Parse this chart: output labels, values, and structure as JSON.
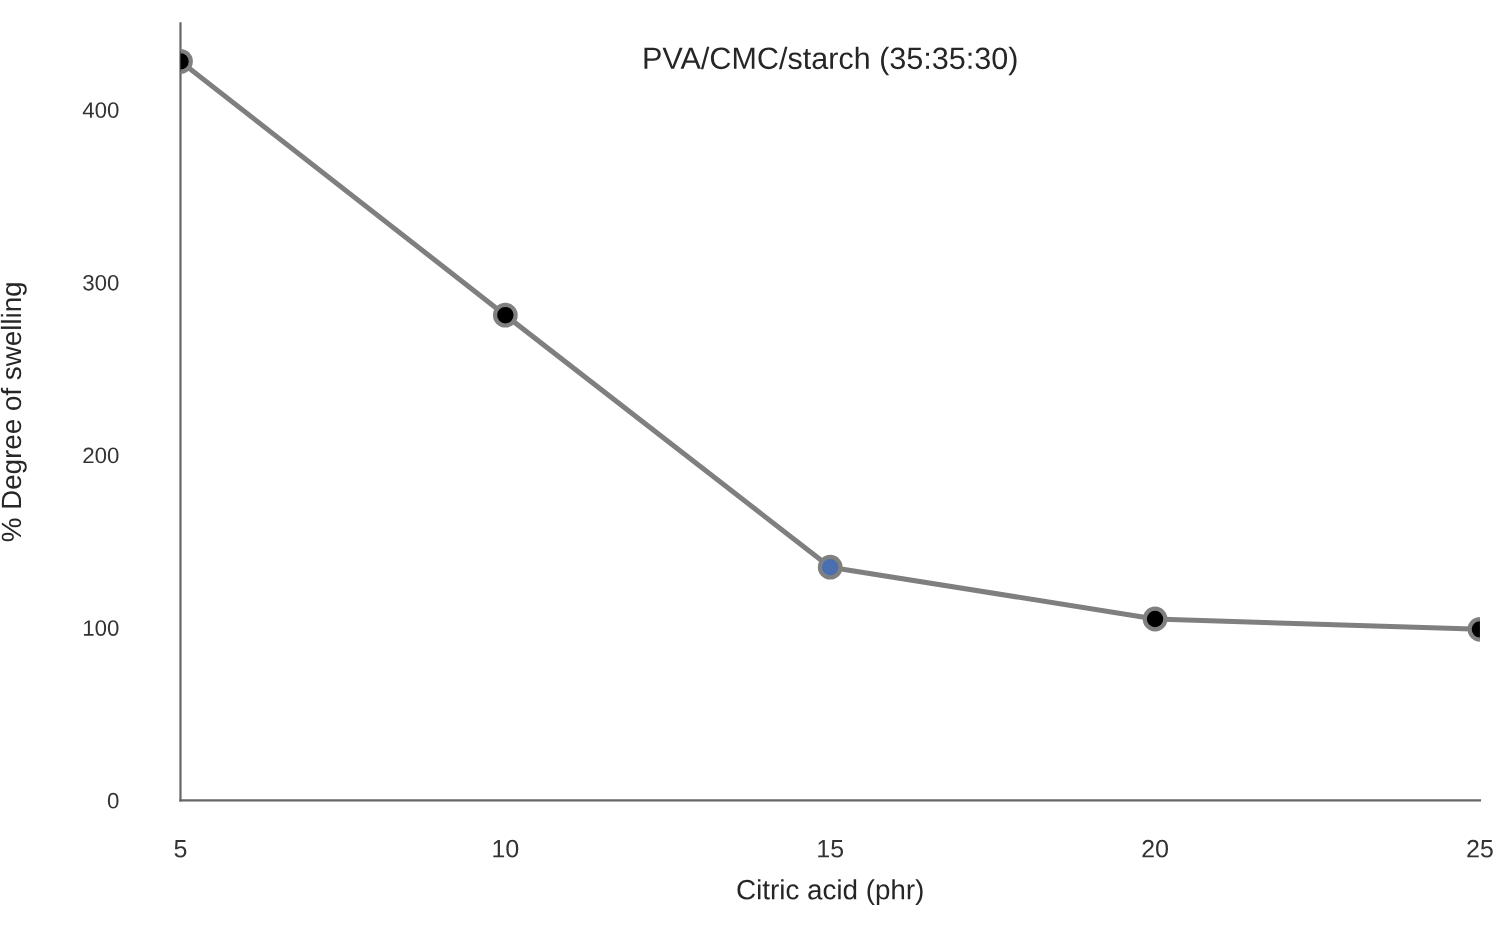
{
  "chart_data": {
    "type": "line",
    "title": "PVA/CMC/starch (35:35:30)",
    "xlabel": "Citric acid (phr)",
    "ylabel": "% Degree of swelling",
    "x": [
      5,
      10,
      15,
      20,
      25
    ],
    "series": [
      {
        "color": "#7f7f7f",
        "colors": [
          "#000000",
          "#000000",
          "#4a6fb0",
          "#000000",
          "#000000"
        ],
        "values": [
          428,
          281,
          135,
          105,
          99
        ]
      }
    ],
    "xlim": [
      5,
      25
    ],
    "xticks": [
      5,
      10,
      15,
      20,
      25
    ],
    "ylim": [
      0,
      450
    ],
    "yticks": [
      0,
      100,
      200,
      300,
      400
    ],
    "grid": false,
    "marker": "circle",
    "line_style": "solid"
  }
}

→ Written problem
The records above must be echoed exactly, minus their pictures.

→ Expected answer
Parse this chart: output labels, values, and structure as JSON.
{
  "chart_data": {
    "type": "line",
    "title": "PVA/CMC/starch (35:35:30)",
    "xlabel": "Citric acid (phr)",
    "ylabel": "% Degree of swelling",
    "x": [
      5,
      10,
      15,
      20,
      25
    ],
    "series": [
      {
        "color": "#7f7f7f",
        "colors": [
          "#000000",
          "#000000",
          "#4a6fb0",
          "#000000",
          "#000000"
        ],
        "values": [
          428,
          281,
          135,
          105,
          99
        ]
      }
    ],
    "xlim": [
      5,
      25
    ],
    "xticks": [
      5,
      10,
      15,
      20,
      25
    ],
    "ylim": [
      0,
      450
    ],
    "yticks": [
      0,
      100,
      200,
      300,
      400
    ],
    "grid": false,
    "marker": "circle",
    "line_style": "solid"
  }
}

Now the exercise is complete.